▸ Exercise brief
Work through the data below line by line and say how many lines hold "username"; give only the number.

[Items listed in a dataset]
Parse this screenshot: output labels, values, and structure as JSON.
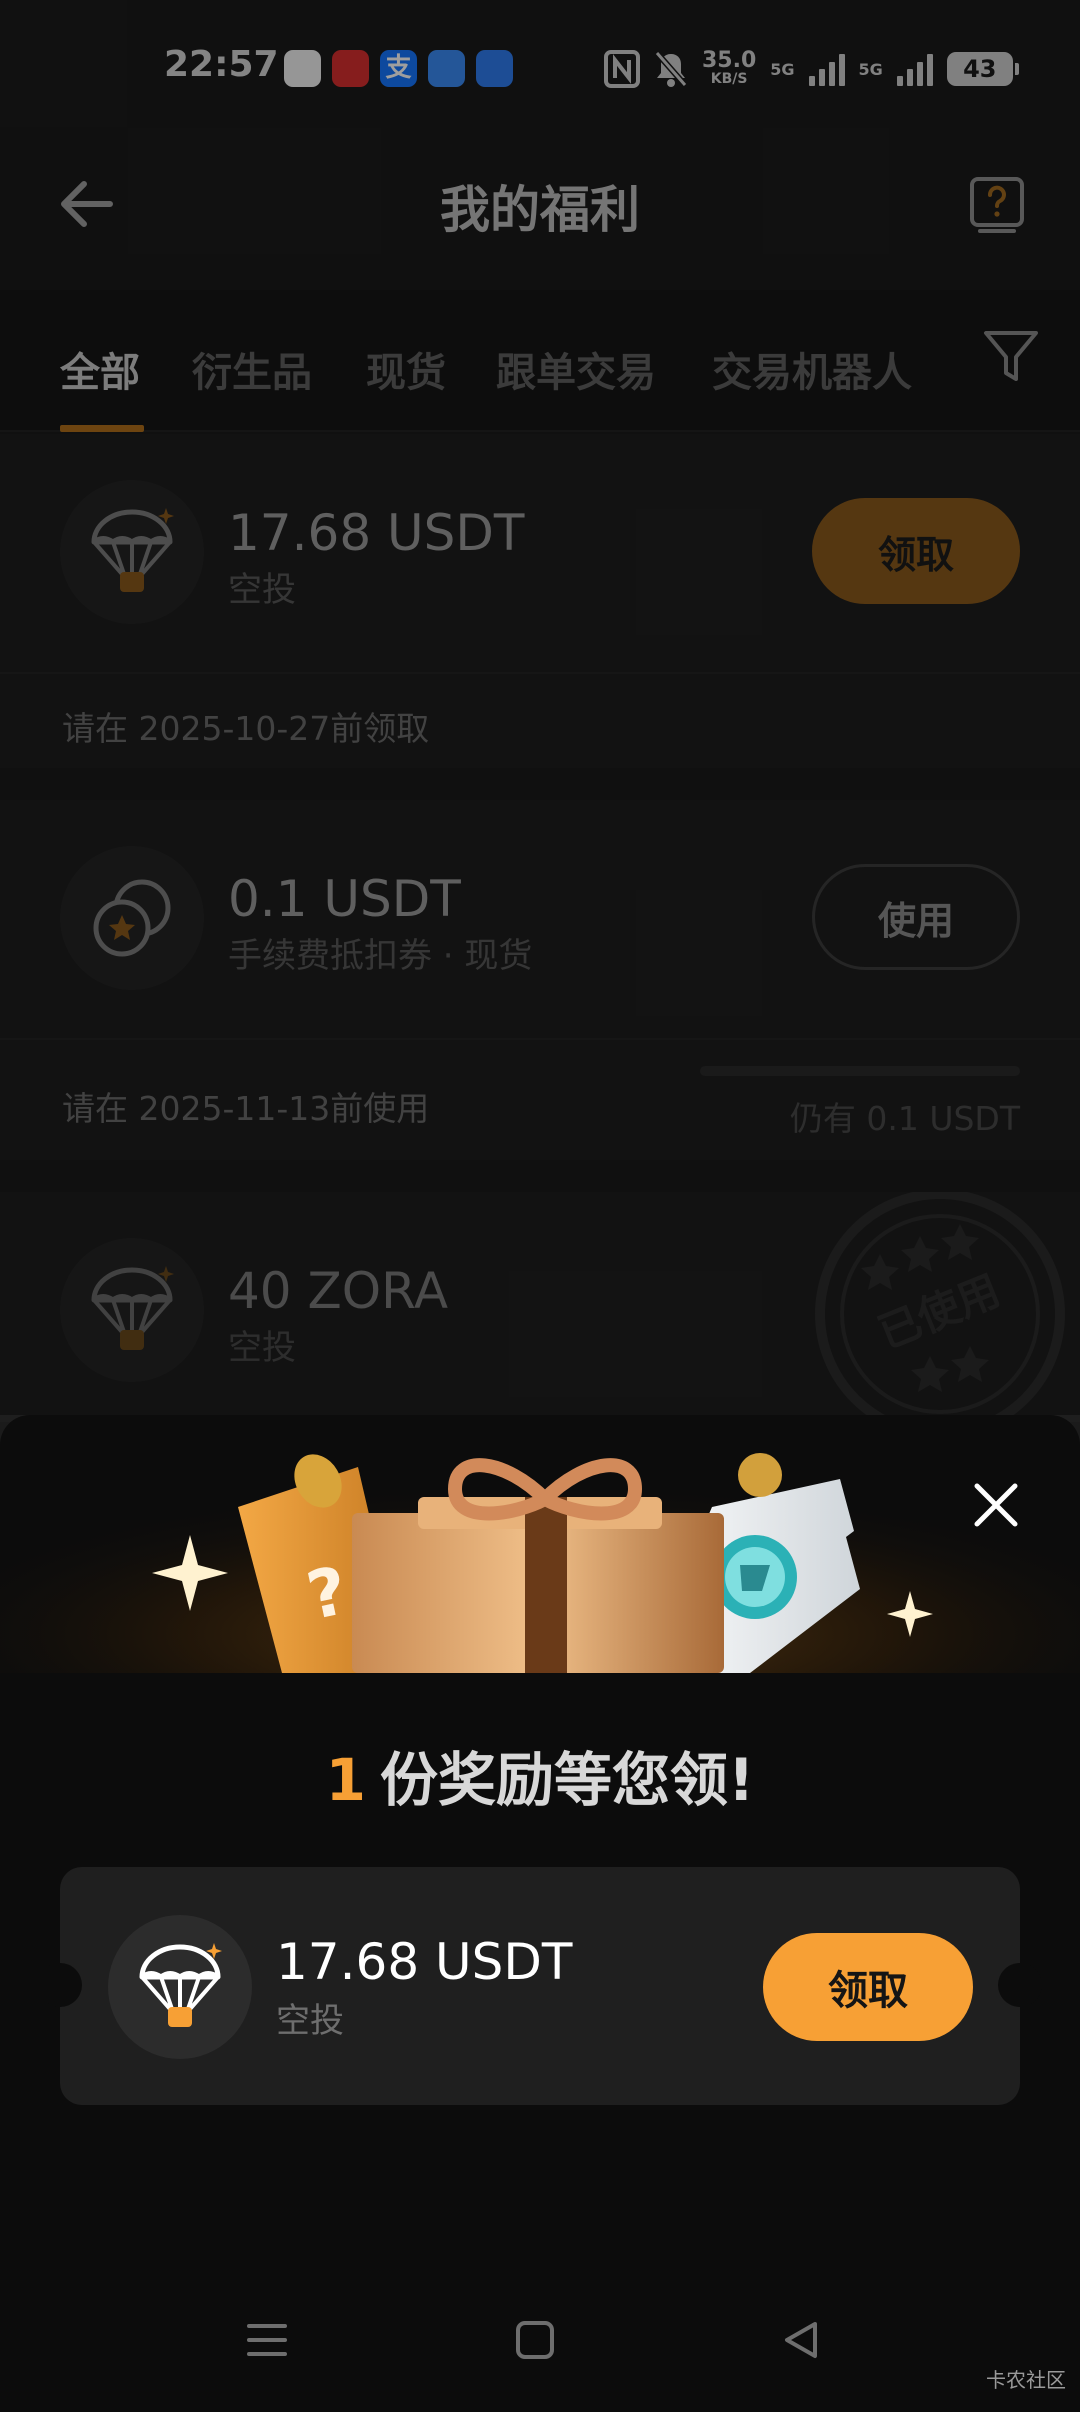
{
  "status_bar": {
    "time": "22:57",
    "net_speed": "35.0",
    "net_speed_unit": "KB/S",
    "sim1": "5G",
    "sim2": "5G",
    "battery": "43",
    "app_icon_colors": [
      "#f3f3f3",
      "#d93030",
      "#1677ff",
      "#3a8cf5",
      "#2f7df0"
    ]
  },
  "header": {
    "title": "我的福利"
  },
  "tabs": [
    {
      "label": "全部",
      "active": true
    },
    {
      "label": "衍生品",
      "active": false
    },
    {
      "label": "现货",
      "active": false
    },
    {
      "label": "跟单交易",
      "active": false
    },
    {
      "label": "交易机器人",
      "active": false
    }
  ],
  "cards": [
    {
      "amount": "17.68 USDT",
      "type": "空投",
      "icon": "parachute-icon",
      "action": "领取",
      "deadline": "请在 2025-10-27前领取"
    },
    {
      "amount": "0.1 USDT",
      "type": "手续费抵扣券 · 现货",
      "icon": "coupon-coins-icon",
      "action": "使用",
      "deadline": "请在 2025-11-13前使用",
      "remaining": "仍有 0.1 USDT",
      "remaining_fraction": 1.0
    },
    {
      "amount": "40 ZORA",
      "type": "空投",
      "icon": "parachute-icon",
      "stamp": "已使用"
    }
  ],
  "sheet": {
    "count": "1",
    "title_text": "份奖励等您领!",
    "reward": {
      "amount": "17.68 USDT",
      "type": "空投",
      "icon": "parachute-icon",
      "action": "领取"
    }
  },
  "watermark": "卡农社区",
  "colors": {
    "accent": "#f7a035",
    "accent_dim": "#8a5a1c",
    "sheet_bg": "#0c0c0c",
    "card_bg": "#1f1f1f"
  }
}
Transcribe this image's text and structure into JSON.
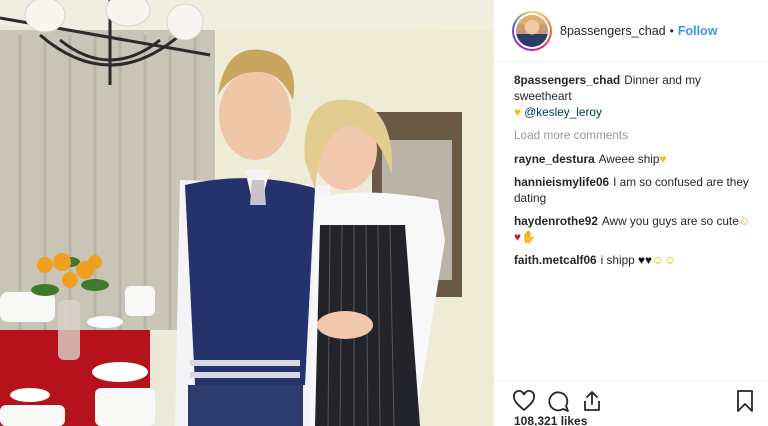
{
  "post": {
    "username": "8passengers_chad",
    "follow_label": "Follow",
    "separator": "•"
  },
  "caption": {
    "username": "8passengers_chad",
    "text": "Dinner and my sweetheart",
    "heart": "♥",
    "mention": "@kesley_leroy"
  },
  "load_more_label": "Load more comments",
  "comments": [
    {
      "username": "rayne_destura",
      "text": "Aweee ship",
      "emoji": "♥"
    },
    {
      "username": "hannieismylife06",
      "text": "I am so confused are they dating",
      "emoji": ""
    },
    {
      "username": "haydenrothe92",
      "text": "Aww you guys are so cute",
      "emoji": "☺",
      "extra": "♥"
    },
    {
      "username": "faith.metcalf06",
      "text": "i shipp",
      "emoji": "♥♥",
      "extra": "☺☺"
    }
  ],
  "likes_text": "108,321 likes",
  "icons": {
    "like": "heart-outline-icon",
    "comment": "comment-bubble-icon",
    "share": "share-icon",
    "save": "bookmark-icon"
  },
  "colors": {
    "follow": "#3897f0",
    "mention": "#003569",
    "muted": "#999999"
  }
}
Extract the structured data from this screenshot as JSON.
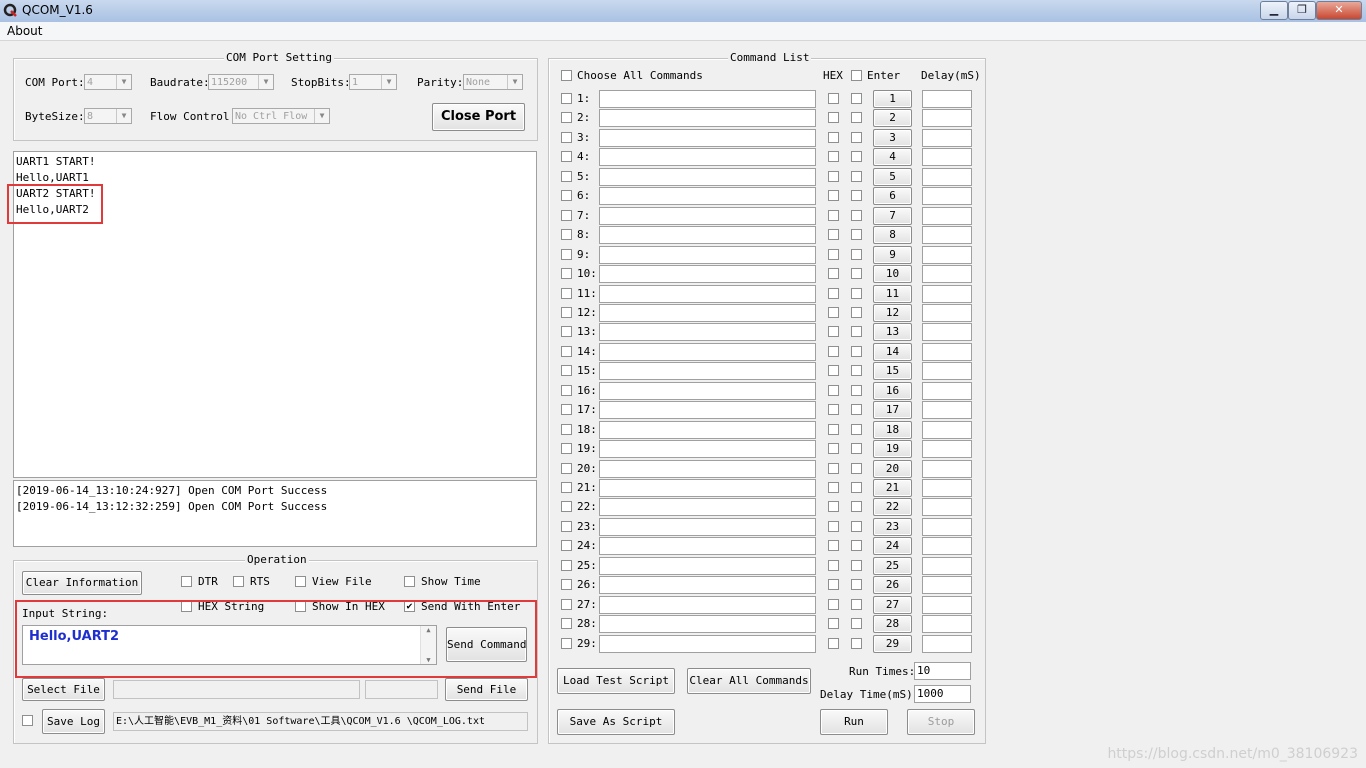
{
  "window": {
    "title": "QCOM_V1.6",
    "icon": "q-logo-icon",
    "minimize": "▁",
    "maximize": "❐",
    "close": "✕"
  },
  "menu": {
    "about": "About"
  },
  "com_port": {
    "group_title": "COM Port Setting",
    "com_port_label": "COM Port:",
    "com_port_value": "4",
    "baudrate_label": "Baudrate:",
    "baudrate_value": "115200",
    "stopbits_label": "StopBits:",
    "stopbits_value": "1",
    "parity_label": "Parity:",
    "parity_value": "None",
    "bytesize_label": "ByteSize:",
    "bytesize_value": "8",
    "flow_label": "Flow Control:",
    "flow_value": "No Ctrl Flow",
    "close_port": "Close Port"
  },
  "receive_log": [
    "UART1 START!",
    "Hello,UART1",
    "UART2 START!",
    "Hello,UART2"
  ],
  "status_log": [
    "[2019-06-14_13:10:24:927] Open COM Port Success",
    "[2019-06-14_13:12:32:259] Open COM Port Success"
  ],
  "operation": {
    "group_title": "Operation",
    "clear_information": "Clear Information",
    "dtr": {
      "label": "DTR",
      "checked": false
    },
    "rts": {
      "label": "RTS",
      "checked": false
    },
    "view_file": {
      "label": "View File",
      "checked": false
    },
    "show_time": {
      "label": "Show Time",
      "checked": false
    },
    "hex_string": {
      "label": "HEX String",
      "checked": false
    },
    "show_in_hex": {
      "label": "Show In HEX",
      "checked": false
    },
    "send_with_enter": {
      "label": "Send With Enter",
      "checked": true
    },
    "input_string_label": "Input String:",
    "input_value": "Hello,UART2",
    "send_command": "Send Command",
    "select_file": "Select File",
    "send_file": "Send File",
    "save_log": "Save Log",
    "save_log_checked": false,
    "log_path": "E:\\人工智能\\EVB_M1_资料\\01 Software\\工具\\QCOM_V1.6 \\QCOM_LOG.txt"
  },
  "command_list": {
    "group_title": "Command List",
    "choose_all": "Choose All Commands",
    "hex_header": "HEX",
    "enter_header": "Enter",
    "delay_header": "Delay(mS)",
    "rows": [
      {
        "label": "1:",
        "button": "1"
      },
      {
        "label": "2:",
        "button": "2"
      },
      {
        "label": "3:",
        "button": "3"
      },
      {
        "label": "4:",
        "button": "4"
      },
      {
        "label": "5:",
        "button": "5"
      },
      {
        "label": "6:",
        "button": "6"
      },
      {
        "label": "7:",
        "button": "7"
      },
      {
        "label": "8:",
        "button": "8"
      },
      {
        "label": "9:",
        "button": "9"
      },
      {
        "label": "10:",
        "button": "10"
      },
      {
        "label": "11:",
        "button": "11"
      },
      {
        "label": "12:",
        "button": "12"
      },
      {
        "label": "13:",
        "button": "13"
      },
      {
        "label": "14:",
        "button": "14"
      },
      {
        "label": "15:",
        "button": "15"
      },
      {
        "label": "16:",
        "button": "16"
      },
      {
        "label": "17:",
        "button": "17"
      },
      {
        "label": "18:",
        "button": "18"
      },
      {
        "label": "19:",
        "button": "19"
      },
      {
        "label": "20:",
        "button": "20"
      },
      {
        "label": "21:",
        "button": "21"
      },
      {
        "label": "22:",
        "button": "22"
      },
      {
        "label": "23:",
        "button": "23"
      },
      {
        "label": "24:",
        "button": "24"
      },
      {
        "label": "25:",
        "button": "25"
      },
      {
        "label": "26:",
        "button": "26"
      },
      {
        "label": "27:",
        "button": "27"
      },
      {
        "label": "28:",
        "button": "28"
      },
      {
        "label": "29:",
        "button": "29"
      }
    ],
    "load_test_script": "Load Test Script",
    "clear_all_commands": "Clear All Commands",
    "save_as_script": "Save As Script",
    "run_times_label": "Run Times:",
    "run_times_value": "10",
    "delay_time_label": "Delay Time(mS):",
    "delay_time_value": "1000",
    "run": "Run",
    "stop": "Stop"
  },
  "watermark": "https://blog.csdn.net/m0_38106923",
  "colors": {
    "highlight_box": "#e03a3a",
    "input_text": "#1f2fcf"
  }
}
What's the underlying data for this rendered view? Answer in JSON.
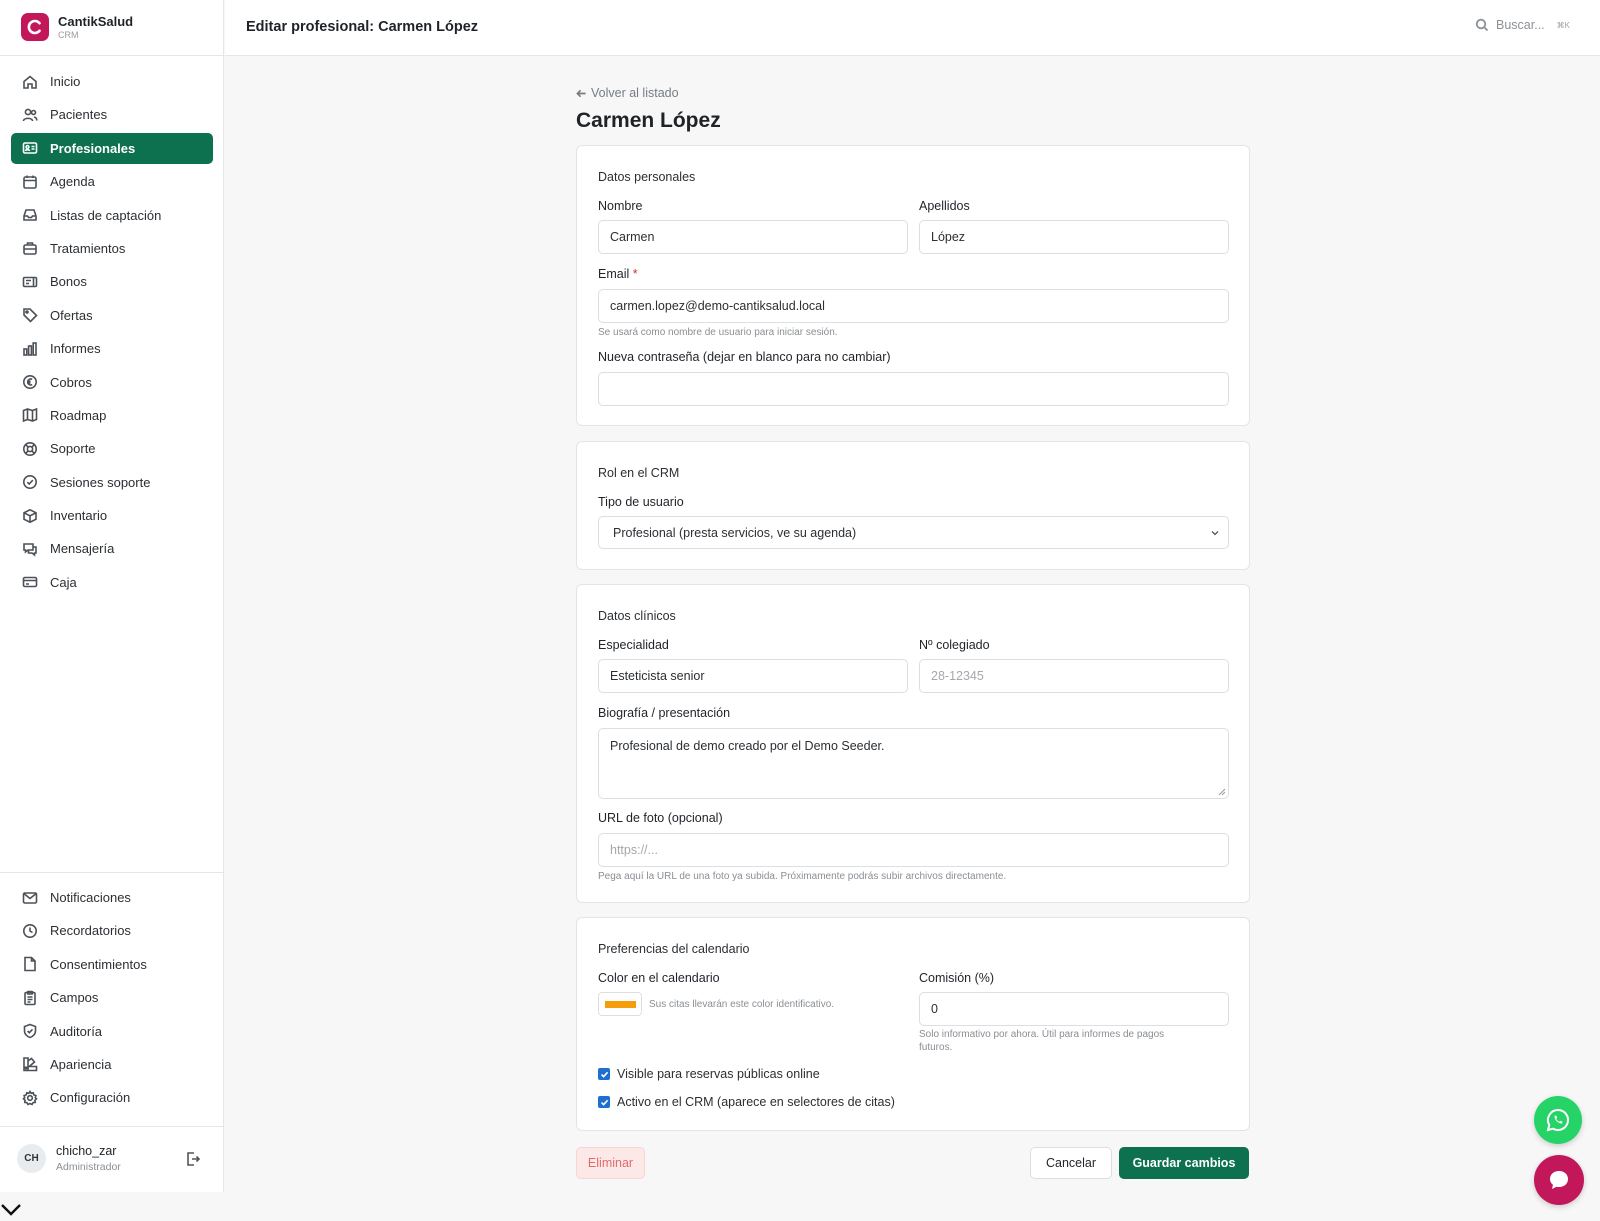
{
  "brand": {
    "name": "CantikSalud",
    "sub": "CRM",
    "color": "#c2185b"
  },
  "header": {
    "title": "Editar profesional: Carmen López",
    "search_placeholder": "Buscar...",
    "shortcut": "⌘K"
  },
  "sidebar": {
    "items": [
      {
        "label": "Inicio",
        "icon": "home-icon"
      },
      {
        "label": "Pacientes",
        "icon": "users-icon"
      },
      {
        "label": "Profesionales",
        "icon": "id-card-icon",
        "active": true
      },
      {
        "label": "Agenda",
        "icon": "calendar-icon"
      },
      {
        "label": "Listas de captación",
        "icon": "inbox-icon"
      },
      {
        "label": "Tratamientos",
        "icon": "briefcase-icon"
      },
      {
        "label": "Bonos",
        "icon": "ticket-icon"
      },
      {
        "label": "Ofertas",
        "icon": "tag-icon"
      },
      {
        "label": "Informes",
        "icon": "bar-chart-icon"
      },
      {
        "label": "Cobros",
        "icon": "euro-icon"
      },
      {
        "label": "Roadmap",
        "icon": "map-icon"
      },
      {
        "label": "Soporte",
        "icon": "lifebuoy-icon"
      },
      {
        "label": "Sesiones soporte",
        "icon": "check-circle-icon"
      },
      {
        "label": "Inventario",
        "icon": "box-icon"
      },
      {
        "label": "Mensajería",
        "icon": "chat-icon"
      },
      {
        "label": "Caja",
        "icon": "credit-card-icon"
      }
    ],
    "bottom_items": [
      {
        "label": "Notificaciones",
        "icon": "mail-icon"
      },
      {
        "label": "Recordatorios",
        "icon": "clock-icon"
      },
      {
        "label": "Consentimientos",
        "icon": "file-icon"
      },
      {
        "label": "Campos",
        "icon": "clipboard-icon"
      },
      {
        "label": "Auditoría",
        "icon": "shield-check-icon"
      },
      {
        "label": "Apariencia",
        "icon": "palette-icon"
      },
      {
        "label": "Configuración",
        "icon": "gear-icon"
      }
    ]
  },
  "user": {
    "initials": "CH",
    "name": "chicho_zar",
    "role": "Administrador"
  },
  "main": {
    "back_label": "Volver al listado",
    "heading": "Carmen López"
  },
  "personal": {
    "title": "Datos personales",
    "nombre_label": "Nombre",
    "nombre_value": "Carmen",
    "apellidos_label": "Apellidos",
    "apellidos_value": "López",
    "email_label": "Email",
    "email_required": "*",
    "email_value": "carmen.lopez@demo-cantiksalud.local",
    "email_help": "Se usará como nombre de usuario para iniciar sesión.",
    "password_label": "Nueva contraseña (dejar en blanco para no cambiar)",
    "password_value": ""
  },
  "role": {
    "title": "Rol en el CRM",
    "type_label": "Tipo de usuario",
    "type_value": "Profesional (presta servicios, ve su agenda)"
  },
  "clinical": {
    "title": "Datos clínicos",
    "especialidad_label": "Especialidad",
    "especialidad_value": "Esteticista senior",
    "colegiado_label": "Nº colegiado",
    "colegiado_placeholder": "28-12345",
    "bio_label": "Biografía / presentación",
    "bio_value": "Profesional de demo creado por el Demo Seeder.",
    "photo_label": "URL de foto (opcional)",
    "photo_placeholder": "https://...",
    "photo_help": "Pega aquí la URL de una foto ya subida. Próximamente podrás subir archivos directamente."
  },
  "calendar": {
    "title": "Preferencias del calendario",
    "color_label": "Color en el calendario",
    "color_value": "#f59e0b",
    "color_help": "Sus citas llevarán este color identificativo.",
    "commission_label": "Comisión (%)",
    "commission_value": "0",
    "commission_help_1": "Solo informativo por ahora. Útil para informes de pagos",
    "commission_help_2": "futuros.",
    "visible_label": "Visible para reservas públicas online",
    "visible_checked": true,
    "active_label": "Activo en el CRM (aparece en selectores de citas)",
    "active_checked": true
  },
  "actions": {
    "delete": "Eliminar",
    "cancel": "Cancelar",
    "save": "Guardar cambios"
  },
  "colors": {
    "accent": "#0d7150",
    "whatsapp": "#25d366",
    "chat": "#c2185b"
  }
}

▸ Reply to the exercise
6